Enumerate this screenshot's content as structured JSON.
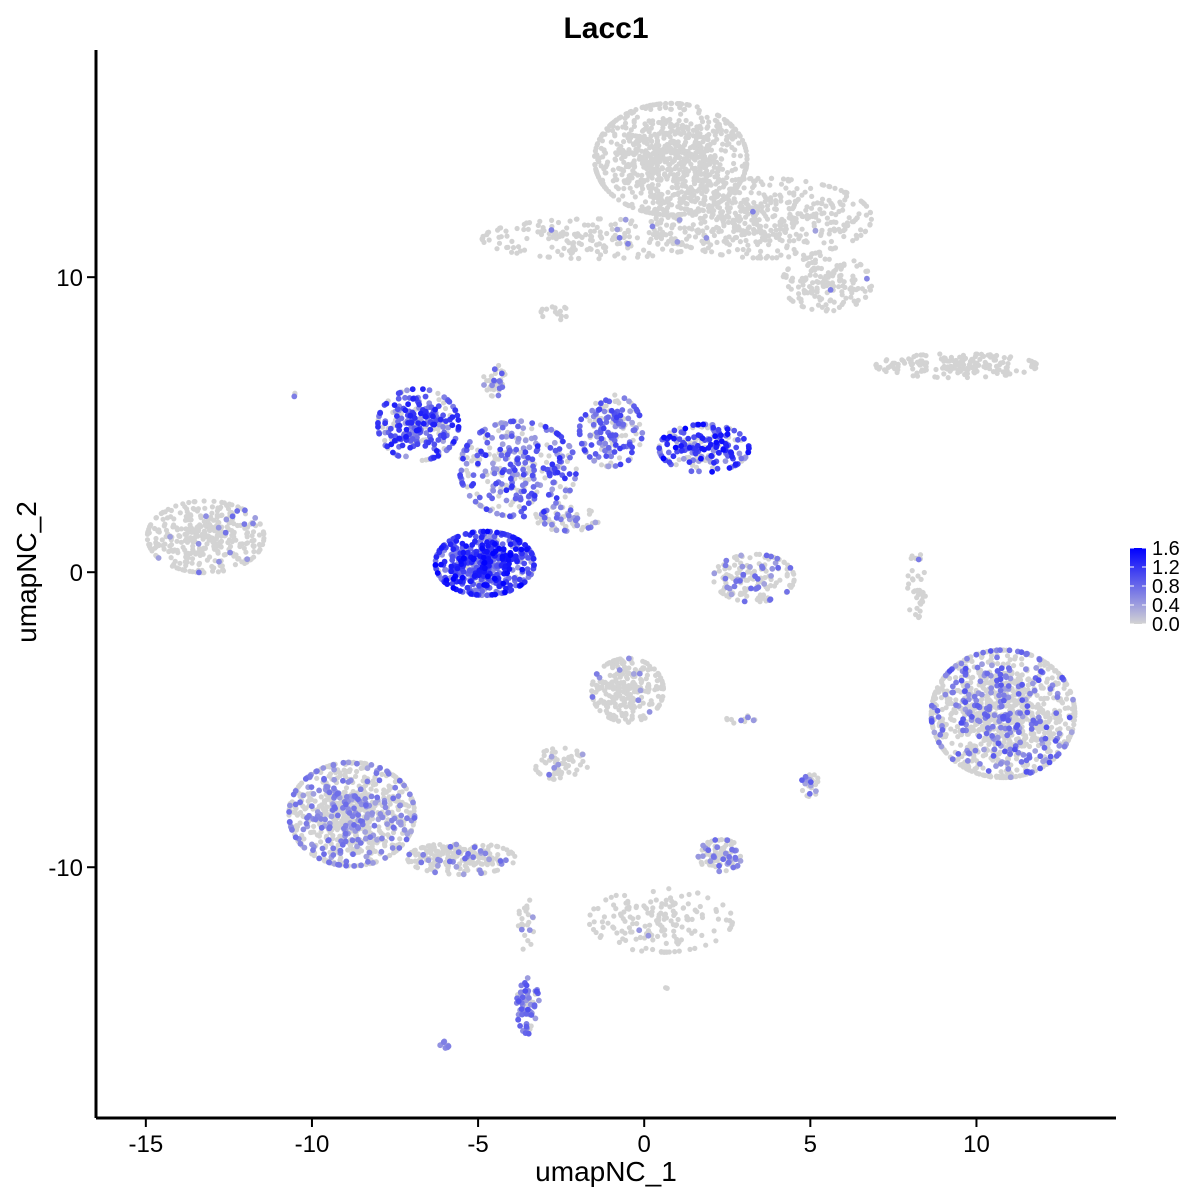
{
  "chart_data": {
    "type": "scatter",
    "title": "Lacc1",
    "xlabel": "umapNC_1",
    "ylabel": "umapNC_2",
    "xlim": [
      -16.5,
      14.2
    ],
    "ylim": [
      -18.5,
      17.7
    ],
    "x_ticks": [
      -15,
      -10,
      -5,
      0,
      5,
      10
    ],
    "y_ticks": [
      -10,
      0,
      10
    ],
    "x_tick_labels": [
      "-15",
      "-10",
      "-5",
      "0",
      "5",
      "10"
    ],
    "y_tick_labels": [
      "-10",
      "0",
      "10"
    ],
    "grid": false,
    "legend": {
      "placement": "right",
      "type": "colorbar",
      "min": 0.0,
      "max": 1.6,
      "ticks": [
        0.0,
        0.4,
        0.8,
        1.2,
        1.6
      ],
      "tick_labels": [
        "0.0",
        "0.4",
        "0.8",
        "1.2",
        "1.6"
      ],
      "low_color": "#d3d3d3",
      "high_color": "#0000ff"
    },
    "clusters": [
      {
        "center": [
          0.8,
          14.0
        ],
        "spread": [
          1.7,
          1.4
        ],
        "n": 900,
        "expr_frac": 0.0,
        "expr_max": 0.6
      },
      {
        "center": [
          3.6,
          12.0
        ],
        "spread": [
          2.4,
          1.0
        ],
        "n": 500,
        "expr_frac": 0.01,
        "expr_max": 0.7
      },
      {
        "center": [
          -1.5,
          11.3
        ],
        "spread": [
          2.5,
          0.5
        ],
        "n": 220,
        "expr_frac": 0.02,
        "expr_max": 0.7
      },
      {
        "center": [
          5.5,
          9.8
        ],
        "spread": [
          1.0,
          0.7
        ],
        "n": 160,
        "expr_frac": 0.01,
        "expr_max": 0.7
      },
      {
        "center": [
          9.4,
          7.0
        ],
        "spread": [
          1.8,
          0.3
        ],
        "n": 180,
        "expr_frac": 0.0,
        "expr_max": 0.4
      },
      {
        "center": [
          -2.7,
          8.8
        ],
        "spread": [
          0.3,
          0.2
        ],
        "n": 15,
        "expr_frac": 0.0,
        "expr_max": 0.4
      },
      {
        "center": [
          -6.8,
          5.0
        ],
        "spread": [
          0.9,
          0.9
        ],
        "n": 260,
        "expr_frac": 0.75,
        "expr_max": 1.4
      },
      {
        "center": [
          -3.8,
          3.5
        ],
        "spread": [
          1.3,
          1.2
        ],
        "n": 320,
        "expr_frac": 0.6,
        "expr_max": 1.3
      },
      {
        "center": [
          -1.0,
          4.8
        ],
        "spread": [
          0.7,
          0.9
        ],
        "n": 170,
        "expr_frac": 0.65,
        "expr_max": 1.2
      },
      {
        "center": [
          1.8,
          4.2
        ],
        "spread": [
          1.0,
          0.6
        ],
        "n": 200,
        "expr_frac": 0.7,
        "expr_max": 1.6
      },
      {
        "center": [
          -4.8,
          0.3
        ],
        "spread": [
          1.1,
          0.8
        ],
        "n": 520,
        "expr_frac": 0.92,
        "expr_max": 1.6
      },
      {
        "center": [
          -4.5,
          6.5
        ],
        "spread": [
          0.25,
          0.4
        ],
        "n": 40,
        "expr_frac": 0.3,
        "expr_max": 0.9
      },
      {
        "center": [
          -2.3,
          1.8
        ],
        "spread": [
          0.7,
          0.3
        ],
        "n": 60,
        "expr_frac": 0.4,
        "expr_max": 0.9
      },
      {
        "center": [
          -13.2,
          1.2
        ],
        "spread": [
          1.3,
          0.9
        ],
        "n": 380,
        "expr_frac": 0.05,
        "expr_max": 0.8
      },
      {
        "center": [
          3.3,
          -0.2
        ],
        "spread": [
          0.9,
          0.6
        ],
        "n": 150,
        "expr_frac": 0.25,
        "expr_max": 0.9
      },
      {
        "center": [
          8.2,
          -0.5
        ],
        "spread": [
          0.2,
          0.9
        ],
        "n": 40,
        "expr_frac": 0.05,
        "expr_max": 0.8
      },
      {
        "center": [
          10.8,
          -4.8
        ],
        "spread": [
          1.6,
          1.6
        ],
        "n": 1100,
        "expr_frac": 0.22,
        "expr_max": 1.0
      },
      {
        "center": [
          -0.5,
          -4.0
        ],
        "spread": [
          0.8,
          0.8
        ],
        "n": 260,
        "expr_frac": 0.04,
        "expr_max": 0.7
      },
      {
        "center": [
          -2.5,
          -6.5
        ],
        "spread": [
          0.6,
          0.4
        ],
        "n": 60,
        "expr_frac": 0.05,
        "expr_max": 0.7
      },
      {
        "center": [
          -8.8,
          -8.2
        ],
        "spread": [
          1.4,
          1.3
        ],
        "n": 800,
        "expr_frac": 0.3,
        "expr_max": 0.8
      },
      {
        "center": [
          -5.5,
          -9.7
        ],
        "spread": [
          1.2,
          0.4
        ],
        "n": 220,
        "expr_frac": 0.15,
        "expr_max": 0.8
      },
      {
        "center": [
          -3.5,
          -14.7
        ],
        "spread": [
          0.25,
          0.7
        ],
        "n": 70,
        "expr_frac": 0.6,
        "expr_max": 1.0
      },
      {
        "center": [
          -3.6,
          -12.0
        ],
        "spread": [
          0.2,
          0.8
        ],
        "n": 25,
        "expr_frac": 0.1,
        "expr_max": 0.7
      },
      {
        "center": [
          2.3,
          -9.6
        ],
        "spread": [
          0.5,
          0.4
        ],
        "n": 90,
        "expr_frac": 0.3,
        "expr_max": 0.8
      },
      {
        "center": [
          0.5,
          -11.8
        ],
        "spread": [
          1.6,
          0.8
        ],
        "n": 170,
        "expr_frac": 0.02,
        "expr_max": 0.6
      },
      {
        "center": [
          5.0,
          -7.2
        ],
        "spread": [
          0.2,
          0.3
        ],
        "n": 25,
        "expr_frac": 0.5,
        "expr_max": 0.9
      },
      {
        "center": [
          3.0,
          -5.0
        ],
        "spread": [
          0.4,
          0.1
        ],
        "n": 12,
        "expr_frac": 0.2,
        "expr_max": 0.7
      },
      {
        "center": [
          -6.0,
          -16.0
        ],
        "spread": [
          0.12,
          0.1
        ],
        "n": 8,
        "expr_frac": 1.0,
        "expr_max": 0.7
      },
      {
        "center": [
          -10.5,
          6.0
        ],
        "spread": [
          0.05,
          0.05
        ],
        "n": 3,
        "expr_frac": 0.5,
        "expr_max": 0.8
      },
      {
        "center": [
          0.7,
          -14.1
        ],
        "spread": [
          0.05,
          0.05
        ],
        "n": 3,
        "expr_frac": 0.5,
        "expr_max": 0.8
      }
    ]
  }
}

-- Goal --
Quote the material word for word, dropping any images it holds.

-- Exercise result --
Enumerate this screenshot's content as structured JSON.
{
  "chart_data": {
    "type": "scatter",
    "title": "Lacc1",
    "xlabel": "umapNC_1",
    "ylabel": "umapNC_2",
    "xlim": [
      -16.5,
      14.2
    ],
    "ylim": [
      -18.5,
      17.7
    ],
    "x_ticks": [
      -15,
      -10,
      -5,
      0,
      5,
      10
    ],
    "y_ticks": [
      -10,
      0,
      10
    ],
    "x_tick_labels": [
      "-15",
      "-10",
      "-5",
      "0",
      "5",
      "10"
    ],
    "y_tick_labels": [
      "-10",
      "0",
      "10"
    ],
    "grid": false,
    "legend": {
      "placement": "right",
      "type": "colorbar",
      "min": 0.0,
      "max": 1.6,
      "ticks": [
        0.0,
        0.4,
        0.8,
        1.2,
        1.6
      ],
      "tick_labels": [
        "0.0",
        "0.4",
        "0.8",
        "1.2",
        "1.6"
      ],
      "low_color": "#d3d3d3",
      "high_color": "#0000ff"
    },
    "clusters": [
      {
        "center": [
          0.8,
          14.0
        ],
        "spread": [
          1.7,
          1.4
        ],
        "n": 900,
        "expr_frac": 0.0,
        "expr_max": 0.6
      },
      {
        "center": [
          3.6,
          12.0
        ],
        "spread": [
          2.4,
          1.0
        ],
        "n": 500,
        "expr_frac": 0.01,
        "expr_max": 0.7
      },
      {
        "center": [
          -1.5,
          11.3
        ],
        "spread": [
          2.5,
          0.5
        ],
        "n": 220,
        "expr_frac": 0.02,
        "expr_max": 0.7
      },
      {
        "center": [
          5.5,
          9.8
        ],
        "spread": [
          1.0,
          0.7
        ],
        "n": 160,
        "expr_frac": 0.01,
        "expr_max": 0.7
      },
      {
        "center": [
          9.4,
          7.0
        ],
        "spread": [
          1.8,
          0.3
        ],
        "n": 180,
        "expr_frac": 0.0,
        "expr_max": 0.4
      },
      {
        "center": [
          -2.7,
          8.8
        ],
        "spread": [
          0.3,
          0.2
        ],
        "n": 15,
        "expr_frac": 0.0,
        "expr_max": 0.4
      },
      {
        "center": [
          -6.8,
          5.0
        ],
        "spread": [
          0.9,
          0.9
        ],
        "n": 260,
        "expr_frac": 0.75,
        "expr_max": 1.4
      },
      {
        "center": [
          -3.8,
          3.5
        ],
        "spread": [
          1.3,
          1.2
        ],
        "n": 320,
        "expr_frac": 0.6,
        "expr_max": 1.3
      },
      {
        "center": [
          -1.0,
          4.8
        ],
        "spread": [
          0.7,
          0.9
        ],
        "n": 170,
        "expr_frac": 0.65,
        "expr_max": 1.2
      },
      {
        "center": [
          1.8,
          4.2
        ],
        "spread": [
          1.0,
          0.6
        ],
        "n": 200,
        "expr_frac": 0.7,
        "expr_max": 1.6
      },
      {
        "center": [
          -4.8,
          0.3
        ],
        "spread": [
          1.1,
          0.8
        ],
        "n": 520,
        "expr_frac": 0.92,
        "expr_max": 1.6
      },
      {
        "center": [
          -4.5,
          6.5
        ],
        "spread": [
          0.25,
          0.4
        ],
        "n": 40,
        "expr_frac": 0.3,
        "expr_max": 0.9
      },
      {
        "center": [
          -2.3,
          1.8
        ],
        "spread": [
          0.7,
          0.3
        ],
        "n": 60,
        "expr_frac": 0.4,
        "expr_max": 0.9
      },
      {
        "center": [
          -13.2,
          1.2
        ],
        "spread": [
          1.3,
          0.9
        ],
        "n": 380,
        "expr_frac": 0.05,
        "expr_max": 0.8
      },
      {
        "center": [
          3.3,
          -0.2
        ],
        "spread": [
          0.9,
          0.6
        ],
        "n": 150,
        "expr_frac": 0.25,
        "expr_max": 0.9
      },
      {
        "center": [
          8.2,
          -0.5
        ],
        "spread": [
          0.2,
          0.9
        ],
        "n": 40,
        "expr_frac": 0.05,
        "expr_max": 0.8
      },
      {
        "center": [
          10.8,
          -4.8
        ],
        "spread": [
          1.6,
          1.6
        ],
        "n": 1100,
        "expr_frac": 0.22,
        "expr_max": 1.0
      },
      {
        "center": [
          -0.5,
          -4.0
        ],
        "spread": [
          0.8,
          0.8
        ],
        "n": 260,
        "expr_frac": 0.04,
        "expr_max": 0.7
      },
      {
        "center": [
          -2.5,
          -6.5
        ],
        "spread": [
          0.6,
          0.4
        ],
        "n": 60,
        "expr_frac": 0.05,
        "expr_max": 0.7
      },
      {
        "center": [
          -8.8,
          -8.2
        ],
        "spread": [
          1.4,
          1.3
        ],
        "n": 800,
        "expr_frac": 0.3,
        "expr_max": 0.8
      },
      {
        "center": [
          -5.5,
          -9.7
        ],
        "spread": [
          1.2,
          0.4
        ],
        "n": 220,
        "expr_frac": 0.15,
        "expr_max": 0.8
      },
      {
        "center": [
          -3.5,
          -14.7
        ],
        "spread": [
          0.25,
          0.7
        ],
        "n": 70,
        "expr_frac": 0.6,
        "expr_max": 1.0
      },
      {
        "center": [
          -3.6,
          -12.0
        ],
        "spread": [
          0.2,
          0.8
        ],
        "n": 25,
        "expr_frac": 0.1,
        "expr_max": 0.7
      },
      {
        "center": [
          2.3,
          -9.6
        ],
        "spread": [
          0.5,
          0.4
        ],
        "n": 90,
        "expr_frac": 0.3,
        "expr_max": 0.8
      },
      {
        "center": [
          0.5,
          -11.8
        ],
        "spread": [
          1.6,
          0.8
        ],
        "n": 170,
        "expr_frac": 0.02,
        "expr_max": 0.6
      },
      {
        "center": [
          5.0,
          -7.2
        ],
        "spread": [
          0.2,
          0.3
        ],
        "n": 25,
        "expr_frac": 0.5,
        "expr_max": 0.9
      },
      {
        "center": [
          3.0,
          -5.0
        ],
        "spread": [
          0.4,
          0.1
        ],
        "n": 12,
        "expr_frac": 0.2,
        "expr_max": 0.7
      },
      {
        "center": [
          -6.0,
          -16.0
        ],
        "spread": [
          0.12,
          0.1
        ],
        "n": 8,
        "expr_frac": 1.0,
        "expr_max": 0.7
      },
      {
        "center": [
          -10.5,
          6.0
        ],
        "spread": [
          0.05,
          0.05
        ],
        "n": 3,
        "expr_frac": 0.5,
        "expr_max": 0.8
      },
      {
        "center": [
          0.7,
          -14.1
        ],
        "spread": [
          0.05,
          0.05
        ],
        "n": 3,
        "expr_frac": 0.5,
        "expr_max": 0.8
      }
    ]
  }
}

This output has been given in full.